→ **MATERIAL SUPPLIED**
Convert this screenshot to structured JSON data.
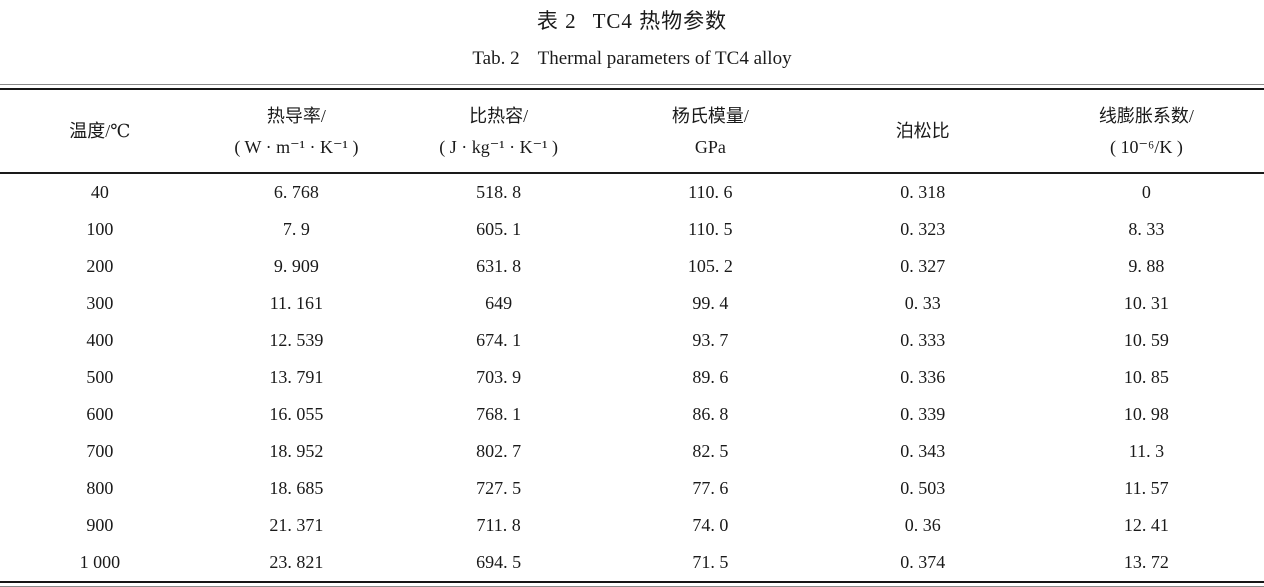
{
  "captions": {
    "zh_label": "表 2",
    "zh_title": "TC4 热物参数",
    "en_label": "Tab. 2",
    "en_title": "Thermal parameters of TC4 alloy"
  },
  "table": {
    "columns": [
      {
        "line1": "温度/℃",
        "line2": ""
      },
      {
        "line1": "热导率/",
        "line2": "( W · m⁻¹ · K⁻¹ )"
      },
      {
        "line1": "比热容/",
        "line2": "( J · kg⁻¹ · K⁻¹ )"
      },
      {
        "line1": "杨氏模量/",
        "line2": "GPa"
      },
      {
        "line1": "泊松比",
        "line2": ""
      },
      {
        "line1": "线膨胀系数/",
        "line2": "( 10⁻⁶/K )"
      }
    ],
    "rows": [
      [
        "40",
        "6. 768",
        "518. 8",
        "110. 6",
        "0. 318",
        "0"
      ],
      [
        "100",
        "7. 9",
        "605. 1",
        "110. 5",
        "0. 323",
        "8. 33"
      ],
      [
        "200",
        "9. 909",
        "631. 8",
        "105. 2",
        "0. 327",
        "9. 88"
      ],
      [
        "300",
        "11. 161",
        "649",
        "99. 4",
        "0. 33",
        "10. 31"
      ],
      [
        "400",
        "12. 539",
        "674. 1",
        "93. 7",
        "0. 333",
        "10. 59"
      ],
      [
        "500",
        "13. 791",
        "703. 9",
        "89. 6",
        "0. 336",
        "10. 85"
      ],
      [
        "600",
        "16. 055",
        "768. 1",
        "86. 8",
        "0. 339",
        "10. 98"
      ],
      [
        "700",
        "18. 952",
        "802. 7",
        "82. 5",
        "0. 343",
        "11. 3"
      ],
      [
        "800",
        "18. 685",
        "727. 5",
        "77. 6",
        "0. 503",
        "11. 57"
      ],
      [
        "900",
        "21. 371",
        "711. 8",
        "74. 0",
        "0. 36",
        "12. 41"
      ],
      [
        "1 000",
        "23. 821",
        "694. 5",
        "71. 5",
        "0. 374",
        "13. 72"
      ]
    ]
  },
  "chart_data": {
    "type": "table",
    "title": "表 2 TC4 热物参数 / Tab. 2 Thermal parameters of TC4 alloy",
    "columns": [
      "温度/℃",
      "热导率/(W·m⁻¹·K⁻¹)",
      "比热容/(J·kg⁻¹·K⁻¹)",
      "杨氏模量/GPa",
      "泊松比",
      "线膨胀系数/(10⁻⁶/K)"
    ],
    "rows": [
      [
        40,
        6.768,
        518.8,
        110.6,
        0.318,
        0
      ],
      [
        100,
        7.9,
        605.1,
        110.5,
        0.323,
        8.33
      ],
      [
        200,
        9.909,
        631.8,
        105.2,
        0.327,
        9.88
      ],
      [
        300,
        11.161,
        649,
        99.4,
        0.33,
        10.31
      ],
      [
        400,
        12.539,
        674.1,
        93.7,
        0.333,
        10.59
      ],
      [
        500,
        13.791,
        703.9,
        89.6,
        0.336,
        10.85
      ],
      [
        600,
        16.055,
        768.1,
        86.8,
        0.339,
        10.98
      ],
      [
        700,
        18.952,
        802.7,
        82.5,
        0.343,
        11.3
      ],
      [
        800,
        18.685,
        727.5,
        77.6,
        0.503,
        11.57
      ],
      [
        900,
        21.371,
        711.8,
        74.0,
        0.36,
        12.41
      ],
      [
        1000,
        23.821,
        694.5,
        71.5,
        0.374,
        13.72
      ]
    ]
  }
}
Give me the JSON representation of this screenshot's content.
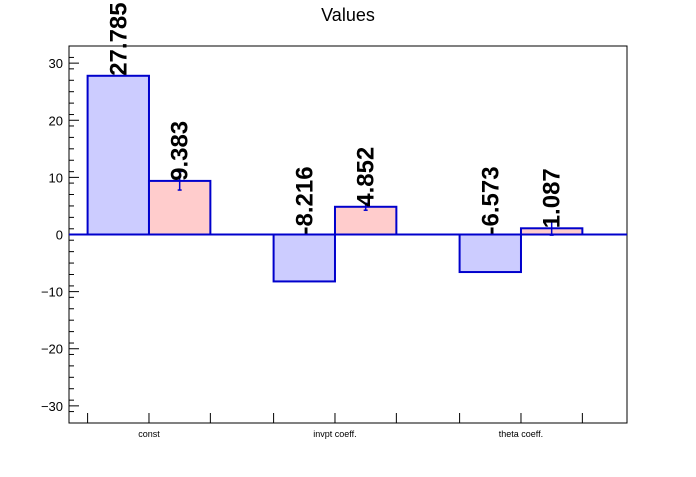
{
  "chart_data": {
    "type": "bar",
    "title": "Values",
    "xlabel": "",
    "ylabel": "",
    "categories": [
      "const",
      "invpt coeff.",
      "theta coeff."
    ],
    "series": [
      {
        "values": [
          27.785,
          -8.216,
          -6.573
        ],
        "value_labels": [
          "27.785",
          "-8.216",
          "-6.573"
        ],
        "errors": [
          0,
          0,
          0
        ],
        "fill": "#ccccff",
        "stroke": "#0000cc"
      },
      {
        "values": [
          9.383,
          4.852,
          1.087
        ],
        "value_labels": [
          "9.383",
          "4.852",
          "1.087"
        ],
        "errors": [
          1.6,
          0.6,
          1.2
        ],
        "fill": "#ffcccc",
        "stroke": "#0000cc"
      }
    ],
    "ylim": [
      -33,
      33
    ],
    "yticks": [
      -30,
      -20,
      -10,
      0,
      10,
      20,
      30
    ],
    "ytick_labels": [
      "−30",
      "−20",
      "−10",
      "0",
      "10",
      "20",
      "30"
    ],
    "grid": false,
    "legend": "none",
    "zero_line_color": "#0000cc"
  }
}
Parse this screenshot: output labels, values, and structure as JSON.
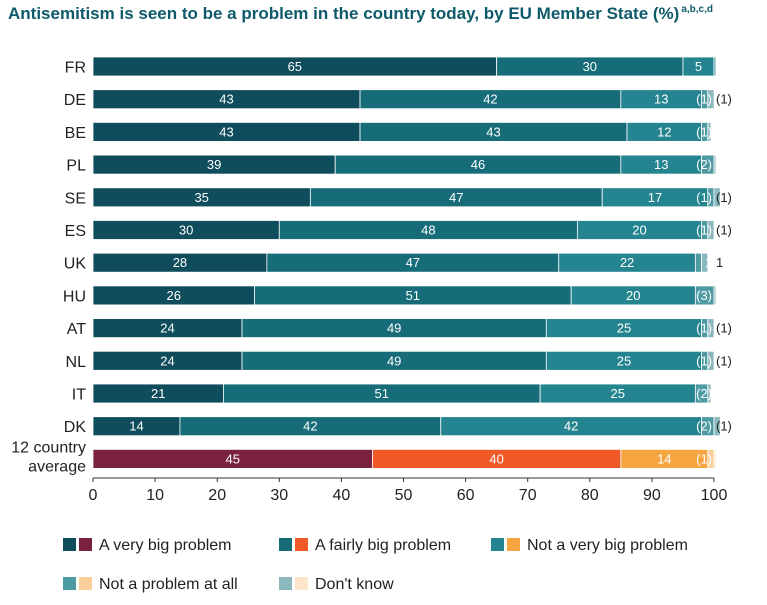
{
  "chart_data": {
    "type": "bar",
    "orientation": "horizontal",
    "stacked": true,
    "title": "Antisemitism is seen to be a problem in the country today, by EU Member State (%)",
    "title_superscript": "a,b,c,d",
    "categories": [
      "FR",
      "DE",
      "BE",
      "PL",
      "SE",
      "ES",
      "UK",
      "HU",
      "AT",
      "NL",
      "IT",
      "DK",
      "12 country average"
    ],
    "series": [
      {
        "name": "A very big problem",
        "values": [
          65,
          43,
          43,
          39,
          35,
          30,
          28,
          26,
          24,
          24,
          21,
          14,
          45
        ],
        "labels": [
          "65",
          "43",
          "43",
          "39",
          "35",
          "30",
          "28",
          "26",
          "24",
          "24",
          "21",
          "14",
          "45"
        ]
      },
      {
        "name": "A fairly big problem",
        "values": [
          30,
          42,
          43,
          46,
          47,
          48,
          47,
          51,
          49,
          49,
          51,
          42,
          40
        ],
        "labels": [
          "30",
          "42",
          "43",
          "46",
          "47",
          "48",
          "47",
          "51",
          "49",
          "49",
          "51",
          "42",
          "40"
        ]
      },
      {
        "name": "Not a very big problem",
        "values": [
          5,
          13,
          12,
          13,
          17,
          20,
          22,
          20,
          25,
          25,
          25,
          42,
          14
        ],
        "labels": [
          "5",
          "13",
          "12",
          "13",
          "17",
          "20",
          "22",
          "20",
          "25",
          "25",
          "25",
          "42",
          "14"
        ]
      },
      {
        "name": "Not a problem at all",
        "values": [
          0.3,
          1,
          1,
          2,
          1,
          1,
          1,
          3,
          1,
          1,
          2,
          2,
          1
        ],
        "labels": [
          "",
          "(1)",
          "(1)",
          "(2)",
          "(1)",
          "(1)",
          "1",
          "(3)",
          "(1)",
          "(1)",
          "(2)",
          "(2)",
          "(1)"
        ]
      },
      {
        "name": "Don't know",
        "values": [
          0,
          1,
          0.5,
          0.3,
          1,
          1,
          1,
          0.3,
          1,
          1,
          0.5,
          1,
          0.3
        ],
        "labels": [
          "",
          "(1)",
          "",
          "",
          "(1)",
          "(1)",
          "1",
          "",
          "(1)",
          "(1)",
          "",
          "(1)",
          ""
        ]
      }
    ],
    "xlim": [
      0,
      100
    ],
    "xticks": [
      "0",
      "10",
      "20",
      "30",
      "40",
      "50",
      "60",
      "70",
      "80",
      "90",
      "100"
    ],
    "grid": false,
    "legend_position": "bottom"
  },
  "colors": {
    "country": [
      "#0f4c5c",
      "#166c78",
      "#24848f",
      "#4d9aa3",
      "#8bb8bd"
    ],
    "average": [
      "#7a2040",
      "#f05a28",
      "#f7a540",
      "#fbcf9a",
      "#fde5cc"
    ],
    "title": "#0e5a6b"
  }
}
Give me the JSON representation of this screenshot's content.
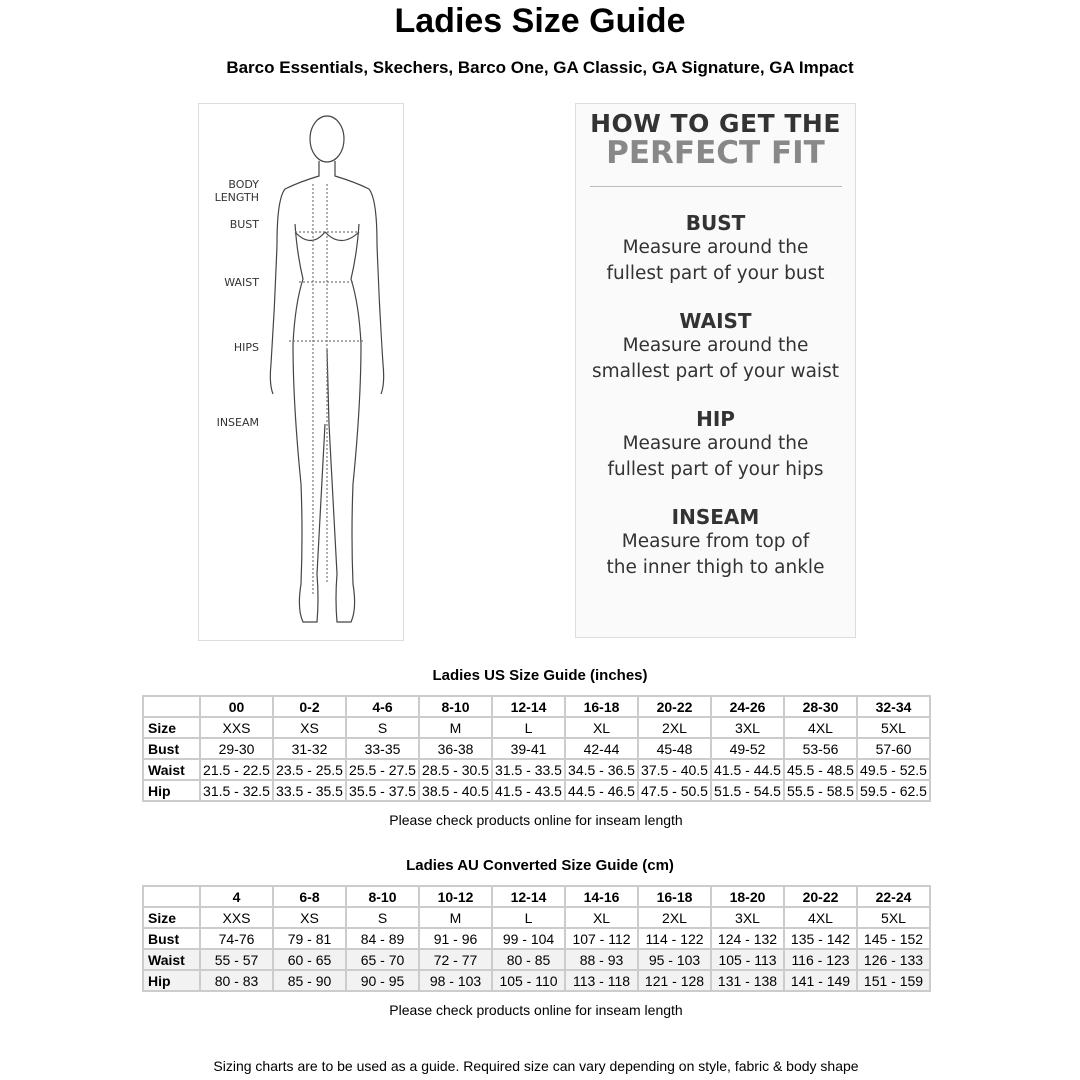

→ **PROBLEM REQUIREMENTS**
Pictures are to be left out; the records above must be repeated word for word.

→ **FINAL RESULT**
Convert this screenshot to structured JSON data.
{
  "captions": {
    "zh_label": "表 2",
    "zh_title": "TC4 热物参数",
    "en_label": "Tab. 2",
    "en_title": "Thermal parameters of TC4 alloy"
  },
  "table": {
    "columns": [
      {
        "line1": "温度/℃",
        "line2": ""
      },
      {
        "line1": "热导率/",
        "line2": "( W · m⁻¹ · K⁻¹ )"
      },
      {
        "line1": "比热容/",
        "line2": "( J · kg⁻¹ · K⁻¹ )"
      },
      {
        "line1": "杨氏模量/",
        "line2": "GPa"
      },
      {
        "line1": "泊松比",
        "line2": ""
      },
      {
        "line1": "线膨胀系数/",
        "line2": "( 10⁻⁶/K )"
      }
    ],
    "rows": [
      [
        "40",
        "6. 768",
        "518. 8",
        "110. 6",
        "0. 318",
        "0"
      ],
      [
        "100",
        "7. 9",
        "605. 1",
        "110. 5",
        "0. 323",
        "8. 33"
      ],
      [
        "200",
        "9. 909",
        "631. 8",
        "105. 2",
        "0. 327",
        "9. 88"
      ],
      [
        "300",
        "11. 161",
        "649",
        "99. 4",
        "0. 33",
        "10. 31"
      ],
      [
        "400",
        "12. 539",
        "674. 1",
        "93. 7",
        "0. 333",
        "10. 59"
      ],
      [
        "500",
        "13. 791",
        "703. 9",
        "89. 6",
        "0. 336",
        "10. 85"
      ],
      [
        "600",
        "16. 055",
        "768. 1",
        "86. 8",
        "0. 339",
        "10. 98"
      ],
      [
        "700",
        "18. 952",
        "802. 7",
        "82. 5",
        "0. 343",
        "11. 3"
      ],
      [
        "800",
        "18. 685",
        "727. 5",
        "77. 6",
        "0. 503",
        "11. 57"
      ],
      [
        "900",
        "21. 371",
        "711. 8",
        "74. 0",
        "0. 36",
        "12. 41"
      ],
      [
        "1 000",
        "23. 821",
        "694. 5",
        "71. 5",
        "0. 374",
        "13. 72"
      ]
    ]
  },
  "chart_data": {
    "type": "table",
    "title": "表 2 TC4 热物参数 / Tab. 2 Thermal parameters of TC4 alloy",
    "columns": [
      "温度/℃",
      "热导率/(W·m⁻¹·K⁻¹)",
      "比热容/(J·kg⁻¹·K⁻¹)",
      "杨氏模量/GPa",
      "泊松比",
      "线膨胀系数/(10⁻⁶/K)"
    ],
    "rows": [
      [
        40,
        6.768,
        518.8,
        110.6,
        0.318,
        0
      ],
      [
        100,
        7.9,
        605.1,
        110.5,
        0.323,
        8.33
      ],
      [
        200,
        9.909,
        631.8,
        105.2,
        0.327,
        9.88
      ],
      [
        300,
        11.161,
        649,
        99.4,
        0.33,
        10.31
      ],
      [
        400,
        12.539,
        674.1,
        93.7,
        0.333,
        10.59
      ],
      [
        500,
        13.791,
        703.9,
        89.6,
        0.336,
        10.85
      ],
      [
        600,
        16.055,
        768.1,
        86.8,
        0.339,
        10.98
      ],
      [
        700,
        18.952,
        802.7,
        82.5,
        0.343,
        11.3
      ],
      [
        800,
        18.685,
        727.5,
        77.6,
        0.503,
        11.57
      ],
      [
        900,
        21.371,
        711.8,
        74.0,
        0.36,
        12.41
      ],
      [
        1000,
        23.821,
        694.5,
        71.5,
        0.374,
        13.72
      ]
    ]
  }
}
Give me the JSON representation of this screenshot's content.
{
  "chart_data": {
    "type": "bar",
    "title": "Values",
    "xlabel": "",
    "ylabel": "",
    "categories": [
      "const",
      "invpt coeff.",
      "theta coeff."
    ],
    "series": [
      {
        "values": [
          27.785,
          -8.216,
          -6.573
        ],
        "value_labels": [
          "27.785",
          "-8.216",
          "-6.573"
        ],
        "errors": [
          0,
          0,
          0
        ],
        "fill": "#ccccff",
        "stroke": "#0000cc"
      },
      {
        "values": [
          9.383,
          4.852,
          1.087
        ],
        "value_labels": [
          "9.383",
          "4.852",
          "1.087"
        ],
        "errors": [
          1.6,
          0.6,
          1.2
        ],
        "fill": "#ffcccc",
        "stroke": "#0000cc"
      }
    ],
    "ylim": [
      -33,
      33
    ],
    "yticks": [
      -30,
      -20,
      -10,
      0,
      10,
      20,
      30
    ],
    "ytick_labels": [
      "−30",
      "−20",
      "−10",
      "0",
      "10",
      "20",
      "30"
    ],
    "grid": false,
    "legend": "none",
    "zero_line_color": "#0000cc"
  }
}
Parse this screenshot: output labels, values, and structure as JSON.
{
  "chart_data": {
    "type": "bar",
    "orientation": "horizontal",
    "stacked": true,
    "title": "Antisemitism is seen to be a problem in the country today, by EU Member State (%)",
    "title_superscript": "a,b,c,d",
    "categories": [
      "FR",
      "DE",
      "BE",
      "PL",
      "SE",
      "ES",
      "UK",
      "HU",
      "AT",
      "NL",
      "IT",
      "DK",
      "12 country average"
    ],
    "series": [
      {
        "name": "A very big problem",
        "values": [
          65,
          43,
          43,
          39,
          35,
          30,
          28,
          26,
          24,
          24,
          21,
          14,
          45
        ],
        "labels": [
          "65",
          "43",
          "43",
          "39",
          "35",
          "30",
          "28",
          "26",
          "24",
          "24",
          "21",
          "14",
          "45"
        ]
      },
      {
        "name": "A fairly big problem",
        "values": [
          30,
          42,
          43,
          46,
          47,
          48,
          47,
          51,
          49,
          49,
          51,
          42,
          40
        ],
        "labels": [
          "30",
          "42",
          "43",
          "46",
          "47",
          "48",
          "47",
          "51",
          "49",
          "49",
          "51",
          "42",
          "40"
        ]
      },
      {
        "name": "Not a very big problem",
        "values": [
          5,
          13,
          12,
          13,
          17,
          20,
          22,
          20,
          25,
          25,
          25,
          42,
          14
        ],
        "labels": [
          "5",
          "13",
          "12",
          "13",
          "17",
          "20",
          "22",
          "20",
          "25",
          "25",
          "25",
          "42",
          "14"
        ]
      },
      {
        "name": "Not a problem at all",
        "values": [
          0.3,
          1,
          1,
          2,
          1,
          1,
          1,
          3,
          1,
          1,
          2,
          2,
          1
        ],
        "labels": [
          "",
          "(1)",
          "(1)",
          "(2)",
          "(1)",
          "(1)",
          "1",
          "(3)",
          "(1)",
          "(1)",
          "(2)",
          "(2)",
          "(1)"
        ]
      },
      {
        "name": "Don't know",
        "values": [
          0,
          1,
          0.5,
          0.3,
          1,
          1,
          1,
          0.3,
          1,
          1,
          0.5,
          1,
          0.3
        ],
        "labels": [
          "",
          "(1)",
          "",
          "",
          "(1)",
          "(1)",
          "1",
          "",
          "(1)",
          "(1)",
          "",
          "(1)",
          ""
        ]
      }
    ],
    "xlim": [
      0,
      100
    ],
    "xticks": [
      "0",
      "10",
      "20",
      "30",
      "40",
      "50",
      "60",
      "70",
      "80",
      "90",
      "100"
    ],
    "grid": false,
    "legend_position": "bottom"
  },
  "colors": {
    "country": [
      "#0f4c5c",
      "#166c78",
      "#24848f",
      "#4d9aa3",
      "#8bb8bd"
    ],
    "average": [
      "#7a2040",
      "#f05a28",
      "#f7a540",
      "#fbcf9a",
      "#fde5cc"
    ],
    "title": "#0e5a6b"
  }
}
Give me the JSON representation of this screenshot's content.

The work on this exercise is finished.